Exercises to complete
a: Using the speech on the fight against imperialism, explain in one to three sentences why it says underdeveloped nations "must fight against imperialism" to raise their living standards.
b: Pick up the speech on the fight against imperialism after its last sentence and keep it going.

Document extract
It is not by accident that our delegation is permitted to give its opinion here, in the circle of the peoples of Asia and Africa. A common aspiration unites us in our march toward the future: the defeat of imperialism. A common past of struggle against the same enemy has united us along the road.
This is an assembly of peoples in struggle, and the struggle is developing on two equally important fronts that require all our efforts. The struggle against imperialism, for liberation from colonial or neocolonial shackles, which is being carried out by means of political weapons, arms, or a combination of the two, is not separate from the struggle against backwardness and poverty. Both are stages on the same road leading toward the creation of a new society of justice and plenty.
It is imperative to take political power and to get rid of the oppressor classes. But then the second stage of the struggle, which may be even more difficult than the first, must be faced.
Ever since monopoly capital took over the world, it has kept the greater part of humanity in poverty, dividing all the profits among the group of the most powerful countries. The standard of living in those countries is based on the extreme poverty of our countries. To raise the living standards of the underdeveloped nations, therefore, we must fight against imperialism. And each time a country is torn away from the imperialist tree, it is not only a partial battle won against the main enemy but it also contributes to the real weakening of that enemy, and is one more step toward the final victory. There are no borders in this struggle to the death. We cannot be indifferent to what happens anywhere in the world, because a victory by any country over imperialism is our victory, just as any country's defeat is a defeat for all of us. The practice of proletarian internationalism is not only a duty for the peoples struggling for a better future, it is also an inescapable necessity.
If the imperialist enemy, the United States or any other, carries out its attack against the underdeveloped peoples and the socialist countries, elementary logic determines the need for an alliance between the underdeveloped peoples and the socialist countries. If there were no other uniting factor, the common enemy should be enough.
Of course, these alliances cannot be made spontaneously, without discussions, without birth pangs, which sometimes can be painful. We said that each time a country is liberated it is a defeat for the world imperialist system. But we must agree that the break is not achieved by the mere act of proclaiming independence or winning an armed victory in a revolution. It is achieved when imperialist economic domination over a people is brought to an end. Therefore, it is a matter of vital interest to the socialist countries for a real break to take place. And it is our international duty, a duty determined by our guiding ideology, to contribute our efforts to make this liberation as rapid and deep-going as possible.
A conclusion must be drawn from all this: the socialist countries must help pay for the development of countries now starting out on the road to liberation. We state it this way with no intention whatsoever of blackmail or dramatics, nor are we looking for an easy way to get closer to the Afro- Asian peoples; it is our profound conviction. Socialism cannot exist without a change in consciousness resulting in a new fraternal attitude toward humanity, both at an individual level, within the societies where socialism is being built or has been built, and on a world scale, with regard to all peoples suffering from imperialist oppression.

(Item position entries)

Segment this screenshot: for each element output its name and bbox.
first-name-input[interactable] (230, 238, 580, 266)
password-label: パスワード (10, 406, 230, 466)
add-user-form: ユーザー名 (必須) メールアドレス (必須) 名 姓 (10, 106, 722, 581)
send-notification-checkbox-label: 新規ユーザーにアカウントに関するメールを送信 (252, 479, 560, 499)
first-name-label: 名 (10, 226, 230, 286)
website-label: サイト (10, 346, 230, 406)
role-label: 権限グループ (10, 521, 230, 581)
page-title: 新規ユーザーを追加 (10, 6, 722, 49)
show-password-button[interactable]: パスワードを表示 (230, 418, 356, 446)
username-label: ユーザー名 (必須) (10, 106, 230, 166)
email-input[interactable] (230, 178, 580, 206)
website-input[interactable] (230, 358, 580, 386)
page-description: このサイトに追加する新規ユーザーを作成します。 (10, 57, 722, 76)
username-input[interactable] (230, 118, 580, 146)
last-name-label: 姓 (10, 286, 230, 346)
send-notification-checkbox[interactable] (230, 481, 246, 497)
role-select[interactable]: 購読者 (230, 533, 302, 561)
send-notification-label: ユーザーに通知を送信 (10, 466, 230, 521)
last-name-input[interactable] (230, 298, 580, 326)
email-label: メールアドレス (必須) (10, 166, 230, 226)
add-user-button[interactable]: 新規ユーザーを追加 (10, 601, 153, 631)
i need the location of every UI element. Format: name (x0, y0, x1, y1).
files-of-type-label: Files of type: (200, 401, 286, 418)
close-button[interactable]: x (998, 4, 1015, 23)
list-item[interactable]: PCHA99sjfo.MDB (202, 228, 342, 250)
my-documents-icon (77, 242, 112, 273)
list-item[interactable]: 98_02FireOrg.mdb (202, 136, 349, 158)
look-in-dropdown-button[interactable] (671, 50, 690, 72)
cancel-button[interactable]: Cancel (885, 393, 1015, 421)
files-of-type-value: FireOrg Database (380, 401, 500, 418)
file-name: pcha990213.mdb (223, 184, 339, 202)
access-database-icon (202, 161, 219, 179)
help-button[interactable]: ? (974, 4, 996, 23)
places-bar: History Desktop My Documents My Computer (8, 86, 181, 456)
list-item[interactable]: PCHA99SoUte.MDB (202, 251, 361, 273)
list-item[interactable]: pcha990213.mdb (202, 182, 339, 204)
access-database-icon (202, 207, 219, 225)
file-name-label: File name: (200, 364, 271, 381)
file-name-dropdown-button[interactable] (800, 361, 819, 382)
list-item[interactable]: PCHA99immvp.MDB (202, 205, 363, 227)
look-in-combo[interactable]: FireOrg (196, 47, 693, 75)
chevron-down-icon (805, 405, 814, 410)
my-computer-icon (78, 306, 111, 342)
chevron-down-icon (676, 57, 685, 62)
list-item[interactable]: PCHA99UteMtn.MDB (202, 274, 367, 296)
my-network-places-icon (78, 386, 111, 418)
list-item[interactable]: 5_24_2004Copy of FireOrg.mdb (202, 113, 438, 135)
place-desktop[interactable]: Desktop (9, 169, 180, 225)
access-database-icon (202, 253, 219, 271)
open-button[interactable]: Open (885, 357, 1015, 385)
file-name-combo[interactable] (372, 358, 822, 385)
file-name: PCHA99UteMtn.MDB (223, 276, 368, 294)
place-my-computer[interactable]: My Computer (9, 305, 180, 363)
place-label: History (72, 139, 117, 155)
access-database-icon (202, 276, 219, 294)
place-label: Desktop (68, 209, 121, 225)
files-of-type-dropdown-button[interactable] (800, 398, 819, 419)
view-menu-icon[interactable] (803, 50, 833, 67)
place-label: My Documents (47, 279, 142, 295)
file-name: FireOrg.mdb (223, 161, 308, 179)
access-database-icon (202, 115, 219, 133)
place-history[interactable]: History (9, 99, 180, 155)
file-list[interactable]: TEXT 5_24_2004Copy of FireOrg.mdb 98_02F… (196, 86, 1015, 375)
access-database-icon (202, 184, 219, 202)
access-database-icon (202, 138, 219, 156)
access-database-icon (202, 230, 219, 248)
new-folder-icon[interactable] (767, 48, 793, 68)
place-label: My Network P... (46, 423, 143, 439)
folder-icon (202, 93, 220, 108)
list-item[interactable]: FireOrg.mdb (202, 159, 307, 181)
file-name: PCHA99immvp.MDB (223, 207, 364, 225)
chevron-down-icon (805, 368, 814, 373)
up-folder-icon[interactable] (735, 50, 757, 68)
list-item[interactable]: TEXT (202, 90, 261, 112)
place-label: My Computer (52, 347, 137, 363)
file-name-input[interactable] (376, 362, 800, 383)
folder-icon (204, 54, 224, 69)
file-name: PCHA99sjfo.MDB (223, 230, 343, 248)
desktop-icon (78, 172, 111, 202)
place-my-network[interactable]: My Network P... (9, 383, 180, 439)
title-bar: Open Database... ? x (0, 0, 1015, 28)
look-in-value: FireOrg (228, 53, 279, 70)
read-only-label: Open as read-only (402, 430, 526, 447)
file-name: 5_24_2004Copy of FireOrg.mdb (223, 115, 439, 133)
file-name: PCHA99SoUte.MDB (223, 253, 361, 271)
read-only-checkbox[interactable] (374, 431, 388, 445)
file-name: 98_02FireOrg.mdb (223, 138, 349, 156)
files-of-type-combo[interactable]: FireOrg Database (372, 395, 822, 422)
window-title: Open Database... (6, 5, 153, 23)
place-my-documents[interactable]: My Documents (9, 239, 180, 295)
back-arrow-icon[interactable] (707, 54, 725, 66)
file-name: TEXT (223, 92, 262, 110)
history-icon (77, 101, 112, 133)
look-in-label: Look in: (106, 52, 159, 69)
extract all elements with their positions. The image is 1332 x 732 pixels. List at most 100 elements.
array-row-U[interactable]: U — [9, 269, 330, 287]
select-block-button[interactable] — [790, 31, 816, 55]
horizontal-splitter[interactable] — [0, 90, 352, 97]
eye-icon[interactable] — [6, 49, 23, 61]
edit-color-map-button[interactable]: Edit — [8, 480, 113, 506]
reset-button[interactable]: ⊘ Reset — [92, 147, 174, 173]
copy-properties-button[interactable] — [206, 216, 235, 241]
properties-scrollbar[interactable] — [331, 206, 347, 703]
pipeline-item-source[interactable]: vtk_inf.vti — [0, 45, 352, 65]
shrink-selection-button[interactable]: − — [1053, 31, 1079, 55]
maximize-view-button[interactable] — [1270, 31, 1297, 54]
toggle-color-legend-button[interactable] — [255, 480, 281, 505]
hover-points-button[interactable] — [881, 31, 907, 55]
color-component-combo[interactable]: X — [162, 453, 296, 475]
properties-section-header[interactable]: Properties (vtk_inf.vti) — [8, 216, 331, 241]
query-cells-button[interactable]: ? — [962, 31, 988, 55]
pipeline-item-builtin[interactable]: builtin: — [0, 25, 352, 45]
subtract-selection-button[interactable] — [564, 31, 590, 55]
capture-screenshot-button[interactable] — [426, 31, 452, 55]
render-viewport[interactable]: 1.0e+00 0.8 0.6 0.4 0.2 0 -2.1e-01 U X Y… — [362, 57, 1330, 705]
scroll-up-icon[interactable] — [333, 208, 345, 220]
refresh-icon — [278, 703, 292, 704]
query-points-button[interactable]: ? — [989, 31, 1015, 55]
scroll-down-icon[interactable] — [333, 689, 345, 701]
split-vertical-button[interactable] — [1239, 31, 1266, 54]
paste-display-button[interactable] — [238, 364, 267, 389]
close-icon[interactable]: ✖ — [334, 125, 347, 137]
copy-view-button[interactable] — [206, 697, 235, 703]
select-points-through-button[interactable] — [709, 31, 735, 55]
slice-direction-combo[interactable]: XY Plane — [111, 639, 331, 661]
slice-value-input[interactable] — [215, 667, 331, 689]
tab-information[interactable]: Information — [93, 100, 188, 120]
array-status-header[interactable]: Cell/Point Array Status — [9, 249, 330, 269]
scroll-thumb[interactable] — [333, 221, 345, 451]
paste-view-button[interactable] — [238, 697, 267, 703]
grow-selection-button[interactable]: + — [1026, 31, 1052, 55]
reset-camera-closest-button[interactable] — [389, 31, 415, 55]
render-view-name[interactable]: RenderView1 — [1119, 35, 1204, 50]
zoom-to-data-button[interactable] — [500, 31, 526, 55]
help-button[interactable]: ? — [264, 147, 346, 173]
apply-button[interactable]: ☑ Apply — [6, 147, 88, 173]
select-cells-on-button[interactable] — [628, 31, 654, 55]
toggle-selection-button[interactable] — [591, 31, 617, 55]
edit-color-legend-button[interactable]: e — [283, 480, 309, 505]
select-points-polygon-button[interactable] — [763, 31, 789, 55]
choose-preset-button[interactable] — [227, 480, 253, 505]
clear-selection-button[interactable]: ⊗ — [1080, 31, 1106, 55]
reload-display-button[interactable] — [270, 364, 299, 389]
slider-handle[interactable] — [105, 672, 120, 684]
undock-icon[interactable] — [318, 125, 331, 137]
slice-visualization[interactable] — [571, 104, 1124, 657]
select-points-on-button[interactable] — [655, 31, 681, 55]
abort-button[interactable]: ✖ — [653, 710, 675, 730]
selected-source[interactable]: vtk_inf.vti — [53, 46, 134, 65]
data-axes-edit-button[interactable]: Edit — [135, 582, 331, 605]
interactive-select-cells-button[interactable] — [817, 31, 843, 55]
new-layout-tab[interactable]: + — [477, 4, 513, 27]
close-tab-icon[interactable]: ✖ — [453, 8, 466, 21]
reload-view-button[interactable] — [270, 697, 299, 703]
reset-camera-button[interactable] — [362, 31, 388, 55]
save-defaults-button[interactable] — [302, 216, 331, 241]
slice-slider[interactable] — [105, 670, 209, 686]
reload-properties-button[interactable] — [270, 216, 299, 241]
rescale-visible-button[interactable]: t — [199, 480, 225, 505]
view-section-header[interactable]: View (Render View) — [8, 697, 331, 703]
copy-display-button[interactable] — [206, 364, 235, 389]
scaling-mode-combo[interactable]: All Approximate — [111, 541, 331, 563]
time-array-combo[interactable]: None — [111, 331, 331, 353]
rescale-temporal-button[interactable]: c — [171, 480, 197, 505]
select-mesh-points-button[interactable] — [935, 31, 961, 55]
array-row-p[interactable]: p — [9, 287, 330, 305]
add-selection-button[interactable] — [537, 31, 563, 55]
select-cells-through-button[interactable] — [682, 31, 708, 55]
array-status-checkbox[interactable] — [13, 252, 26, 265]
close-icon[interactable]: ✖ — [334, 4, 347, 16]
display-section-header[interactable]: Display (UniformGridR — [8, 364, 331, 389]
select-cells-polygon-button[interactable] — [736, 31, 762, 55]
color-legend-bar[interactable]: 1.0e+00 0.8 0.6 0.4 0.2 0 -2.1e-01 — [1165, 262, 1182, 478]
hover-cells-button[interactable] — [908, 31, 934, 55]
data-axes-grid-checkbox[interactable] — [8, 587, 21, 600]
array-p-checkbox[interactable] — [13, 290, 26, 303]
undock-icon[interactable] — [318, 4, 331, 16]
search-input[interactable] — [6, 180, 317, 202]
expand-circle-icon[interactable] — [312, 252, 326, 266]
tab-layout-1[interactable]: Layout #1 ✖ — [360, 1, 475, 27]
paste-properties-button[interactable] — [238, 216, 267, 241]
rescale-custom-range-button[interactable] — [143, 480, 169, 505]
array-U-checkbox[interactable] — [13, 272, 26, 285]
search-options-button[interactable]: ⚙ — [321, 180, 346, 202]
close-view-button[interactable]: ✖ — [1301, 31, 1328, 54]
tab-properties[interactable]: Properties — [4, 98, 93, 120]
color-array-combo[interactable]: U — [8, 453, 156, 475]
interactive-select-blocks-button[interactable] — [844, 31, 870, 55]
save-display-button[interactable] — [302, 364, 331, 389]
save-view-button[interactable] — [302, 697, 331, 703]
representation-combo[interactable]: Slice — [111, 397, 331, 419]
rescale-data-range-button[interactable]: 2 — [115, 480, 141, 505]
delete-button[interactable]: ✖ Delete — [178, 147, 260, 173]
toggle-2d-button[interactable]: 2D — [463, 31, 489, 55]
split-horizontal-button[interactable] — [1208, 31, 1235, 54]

Answers for this exercise
a: Since monopoly capital took over the world, it has kept most of humanity poor and shared all the profits among the most powerful countries. Those countries' standard of living rests on the extreme poverty of the underdeveloped ones. Raising living standards in poor nations therefore means fighting imperialism.

b:
We believe the responsibility of aiding dependent countries must be approached in such a spirit. There should be no more talk about developing mutually beneficial trade based on prices forced on the backward countries by the law of value and the international relations of unequal exchange that result from the law of value.
How can it be “mutually beneficial” to sell at world market prices the raw materials that cost the underdeveloped countries immeasurable sweat and suffering, and to buy at world market prices the machinery produced in today's big automated factories?
If we establish that kind of relation between the two groups of nations, we must agree that the socialist countries are, in a certain way, accomplices of imperialist exploitation. It can be argued that the amount of exchange with the underdeveloped countries is an insignificant part of the foreign trade of the socialist countries. That is very true, but it does not eliminate the immoral character of that exchange.
The socialist countries have the moral duty to put an end to their tacit complicity with the exploiting countries of the West. The fact that the trade today is small means nothing. In 1959 Cuba only occasionally sold sugar to some socialist bloc countries, usually through English brokers or brokers of other nationalities. Today 80 percent of Cuba's trade is with that area. All its vital supplies come from the socialist camp, and in fact it has joined that camp. We cannot say that this entrance into the socialist camp was brought about merely by the increase in trade. Nor was the increase in trade brought about by the destruction of the old structures and the adoption of the socialist form of development. Both sides of the question intersect and are interrelated.
We did not start out on the road that ends in communism foreseeing all steps as logically predetermined by an ideology advancing toward a fixed goal. The truths of socialism, plus the raw truths of imperialism, forged our people and showed them the path that we have now taken consciously. To advance toward their own complete liberation, the peoples of Asia and Africa must take the same path. They will follow it sooner or later, regardless of what modifying adjective their socialism may take today.
For us there is no valid definition of socialism other than the abolition of the exploitation of one human being by another. As long as this has not been achieved, if we think we are in the stage of building socialism but instead of ending exploitation the work of suppressing it comes to a halt — or worse, is reversed — then we cannot even speak of building socialism. We have to prepare conditions so that our brothers and sisters can directly and consciously take the path of the complete abolition of exploitation, but we cannot ask them to take that path if we ourselves are accomplices in that exploitation. If we were asked what methods are used to establish fair prices, we could not answer because we do not know the full scope of the practical problems involved. All we know is that, after political discussions, the Soviet Union and Cuba have signed agreements advantageous to us, by means of which we will sell five million tons of sugar at prices set above those of the so-called free world sugar market. The People's Republic of China also pays those prices in buying from us.
This is only a beginning. The real task consists of setting prices that will permit development. A great shift in ideas will be involved in changing the order of international relations. Foreign trade should not determine policy, but should, on the contrary, be subordinated to a fraternal policy toward the peoples.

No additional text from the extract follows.